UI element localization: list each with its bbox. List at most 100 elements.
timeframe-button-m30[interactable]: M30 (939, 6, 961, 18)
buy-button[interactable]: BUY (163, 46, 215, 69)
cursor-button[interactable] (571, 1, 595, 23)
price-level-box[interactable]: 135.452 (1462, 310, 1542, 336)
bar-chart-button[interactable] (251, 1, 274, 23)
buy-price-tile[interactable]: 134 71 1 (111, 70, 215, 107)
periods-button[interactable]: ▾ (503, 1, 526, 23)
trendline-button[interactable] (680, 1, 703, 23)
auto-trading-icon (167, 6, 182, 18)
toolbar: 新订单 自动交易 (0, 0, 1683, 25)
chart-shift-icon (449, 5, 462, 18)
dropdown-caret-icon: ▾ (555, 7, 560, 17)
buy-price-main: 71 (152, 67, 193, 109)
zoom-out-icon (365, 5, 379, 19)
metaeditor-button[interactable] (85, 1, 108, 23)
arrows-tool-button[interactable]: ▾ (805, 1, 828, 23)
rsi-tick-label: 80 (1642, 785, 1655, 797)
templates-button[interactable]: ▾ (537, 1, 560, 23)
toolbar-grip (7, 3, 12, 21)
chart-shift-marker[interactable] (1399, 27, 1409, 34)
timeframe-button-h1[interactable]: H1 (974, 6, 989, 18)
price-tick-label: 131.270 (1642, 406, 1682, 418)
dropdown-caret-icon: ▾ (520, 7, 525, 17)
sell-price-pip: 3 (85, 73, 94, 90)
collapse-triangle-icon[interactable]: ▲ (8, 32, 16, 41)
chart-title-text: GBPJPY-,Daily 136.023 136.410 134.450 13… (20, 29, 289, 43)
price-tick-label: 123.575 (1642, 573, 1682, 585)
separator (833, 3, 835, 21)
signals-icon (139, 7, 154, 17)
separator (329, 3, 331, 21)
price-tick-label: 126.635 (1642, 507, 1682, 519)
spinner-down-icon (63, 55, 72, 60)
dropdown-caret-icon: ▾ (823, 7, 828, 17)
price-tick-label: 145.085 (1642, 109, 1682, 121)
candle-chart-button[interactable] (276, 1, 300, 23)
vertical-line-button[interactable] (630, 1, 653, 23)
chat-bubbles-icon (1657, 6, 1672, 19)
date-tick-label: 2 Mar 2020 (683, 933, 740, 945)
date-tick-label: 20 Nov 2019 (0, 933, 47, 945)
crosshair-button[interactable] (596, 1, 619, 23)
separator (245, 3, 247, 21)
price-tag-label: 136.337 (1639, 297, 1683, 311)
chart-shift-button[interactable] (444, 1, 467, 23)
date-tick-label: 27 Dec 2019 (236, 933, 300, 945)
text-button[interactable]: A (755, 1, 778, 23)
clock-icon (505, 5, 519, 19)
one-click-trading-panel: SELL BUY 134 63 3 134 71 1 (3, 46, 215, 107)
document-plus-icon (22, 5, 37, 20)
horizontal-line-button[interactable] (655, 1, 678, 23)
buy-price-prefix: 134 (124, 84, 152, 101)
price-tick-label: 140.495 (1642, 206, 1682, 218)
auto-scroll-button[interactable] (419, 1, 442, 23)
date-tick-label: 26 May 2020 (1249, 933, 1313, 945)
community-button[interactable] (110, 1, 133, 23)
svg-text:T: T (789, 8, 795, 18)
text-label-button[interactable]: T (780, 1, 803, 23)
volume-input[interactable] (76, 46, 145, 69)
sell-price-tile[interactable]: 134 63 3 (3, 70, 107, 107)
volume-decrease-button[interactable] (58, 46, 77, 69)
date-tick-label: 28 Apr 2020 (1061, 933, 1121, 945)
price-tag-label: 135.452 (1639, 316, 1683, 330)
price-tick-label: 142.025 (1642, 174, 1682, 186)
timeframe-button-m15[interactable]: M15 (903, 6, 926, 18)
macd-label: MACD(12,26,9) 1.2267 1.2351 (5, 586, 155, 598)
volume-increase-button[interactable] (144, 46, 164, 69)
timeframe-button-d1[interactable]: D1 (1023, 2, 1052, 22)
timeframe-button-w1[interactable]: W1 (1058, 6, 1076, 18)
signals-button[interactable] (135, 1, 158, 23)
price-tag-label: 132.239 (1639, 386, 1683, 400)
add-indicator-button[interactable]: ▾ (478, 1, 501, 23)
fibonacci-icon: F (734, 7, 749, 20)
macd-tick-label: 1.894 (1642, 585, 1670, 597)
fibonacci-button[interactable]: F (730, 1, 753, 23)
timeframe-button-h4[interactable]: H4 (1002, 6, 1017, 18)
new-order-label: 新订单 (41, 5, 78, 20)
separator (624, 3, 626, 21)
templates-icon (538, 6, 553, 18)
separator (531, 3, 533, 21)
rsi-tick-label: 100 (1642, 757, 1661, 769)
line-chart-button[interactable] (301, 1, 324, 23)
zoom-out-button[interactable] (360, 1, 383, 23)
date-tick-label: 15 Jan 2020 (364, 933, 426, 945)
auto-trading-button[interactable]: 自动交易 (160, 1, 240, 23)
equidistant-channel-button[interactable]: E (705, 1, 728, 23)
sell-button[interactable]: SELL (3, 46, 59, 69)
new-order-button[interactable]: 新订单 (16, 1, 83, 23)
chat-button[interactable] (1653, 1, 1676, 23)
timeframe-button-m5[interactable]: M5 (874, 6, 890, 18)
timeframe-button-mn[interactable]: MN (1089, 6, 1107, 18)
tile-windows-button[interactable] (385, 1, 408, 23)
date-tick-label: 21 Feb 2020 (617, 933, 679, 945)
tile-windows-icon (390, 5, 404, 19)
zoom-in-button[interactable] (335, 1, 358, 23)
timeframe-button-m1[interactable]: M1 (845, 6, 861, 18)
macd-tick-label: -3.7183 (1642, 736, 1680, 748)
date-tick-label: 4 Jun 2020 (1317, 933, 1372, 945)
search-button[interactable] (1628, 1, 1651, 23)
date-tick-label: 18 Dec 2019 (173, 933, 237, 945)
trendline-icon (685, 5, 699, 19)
◆ ◆ ◆
Challenge
Starting at the first row and ending after the row that contains "trendline-button[interactable] (680, 1, 703, 23)", rewrite the rows with "cursor-button" changed to "pointer-button" and everything else kept the same.

Output for this exercise
UI element localization: list each with its bbox. List at most 100 elements.
timeframe-button-m30[interactable]: M30 (939, 6, 961, 18)
buy-button[interactable]: BUY (163, 46, 215, 69)
pointer-button[interactable] (571, 1, 595, 23)
price-level-box[interactable]: 135.452 (1462, 310, 1542, 336)
bar-chart-button[interactable] (251, 1, 274, 23)
buy-price-tile[interactable]: 134 71 1 (111, 70, 215, 107)
periods-button[interactable]: ▾ (503, 1, 526, 23)
trendline-button[interactable] (680, 1, 703, 23)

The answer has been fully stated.